**The request**
Your task is to extract every entry that follows word for word while excluding the pictures.
* START Given records *
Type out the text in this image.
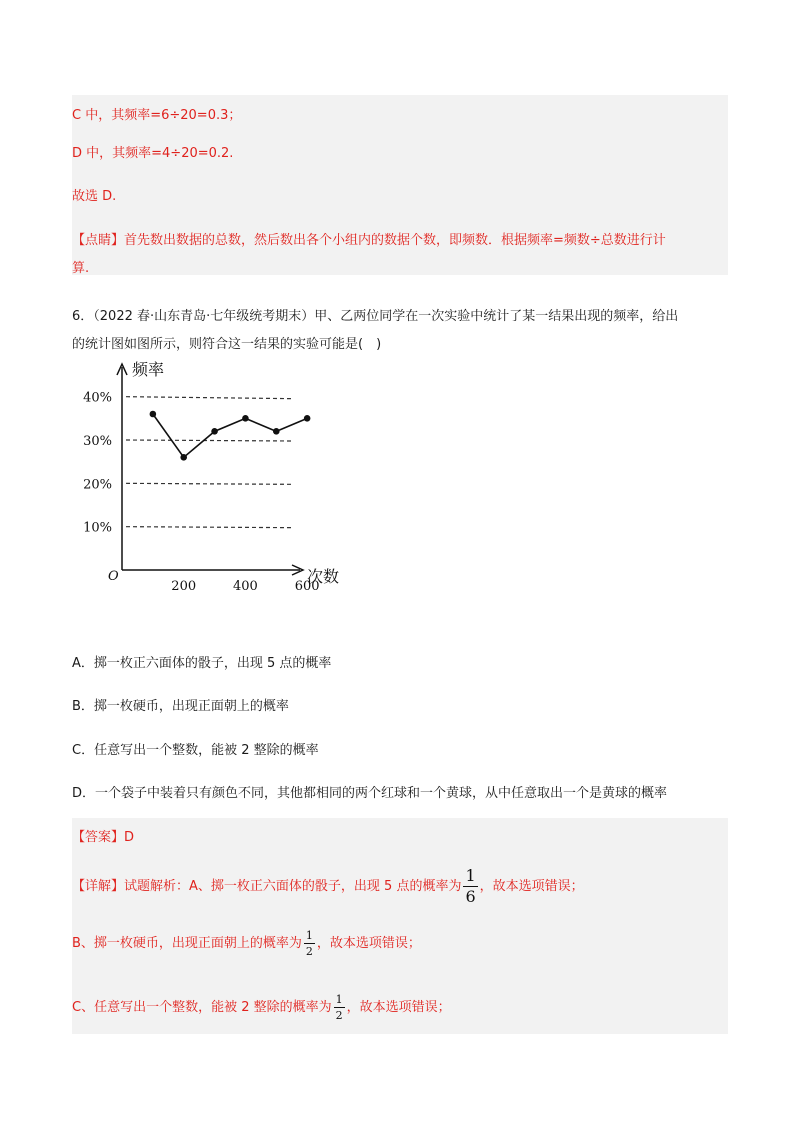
C 中，其频率=6÷20=0.3；
D 中，其频率=4÷20=0.2.
故选 D.
【点睛】首先数出数据的总数，然后数出各个小组内的数据个数，即频数．根据频率=频数÷总数进行计
算.
6．（2022 春·山东青岛·七年级统考期末）甲、乙两位同学在一次实验中统计了某一结果出现的频率，给出
的统计图如图所示，则符合这一结果的实验可能是(　)
10%
20%
30%
40%
频率
次数
O
200	400	600
A．掷一枚正六面体的骰子，出现 5 点的概率
B．掷一枚硬币，出现正面朝上的概率
C．任意写出一个整数，能被 2 整除的概率
D．一个袋子中装着只有颜色不同，其他都相同的两个红球和一个黄球，从中任意取出一个是黄球的概率
【答案】D
【详解】试题解析：A、掷一枚正六面体的骰子，出现 5 点的概率为 $\frac{1}{6}$ ，故本选项错误；
B、掷一枚硬币，出现正面朝上的概率为 $\frac{1}{2}$ ，故本选项错误；
C、任意写出一个整数，能被 2 整除的概率为 $\frac{1}{2}$ ，故本选项错误；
* END Given records *
**Answer to the task**
Type out the text in this image.
C 中，其频率=6÷20=0.3；
D 中，其频率=4÷20=0.2.
故选 D.
【点睛】首先数出数据的总数，然后数出各个小组内的数据个数，即频数．根据频率=频数÷总数进行计
算.
6．（2022 春·山东青岛·七年级统考期末）甲、乙两位同学在一次实验中统计了某一结果出现的频率，给出
的统计图如图所示，则符合这一结果的实验可能是(　)
10%
20%
30%
40%
频率
次数
O
200	400	600
A．掷一枚正六面体的骰子，出现 5 点的概率
B．掷一枚硬币，出现正面朝上的概率
C．任意写出一个整数，能被 2 整除的概率
D．一个袋子中装着只有颜色不同，其他都相同的两个红球和一个黄球，从中任意取出一个是黄球的概率
【答案】D
【详解】试题解析：A、掷一枚正六面体的骰子，出现 5 点的概率为 $\frac{1}{6}$ ，故本选项错误；
B、掷一枚硬币，出现正面朝上的概率为 $\frac{1}{2}$ ，故本选项错误；
C、任意写出一个整数，能被 2 整除的概率为 $\frac{1}{2}$ ，故本选项错误；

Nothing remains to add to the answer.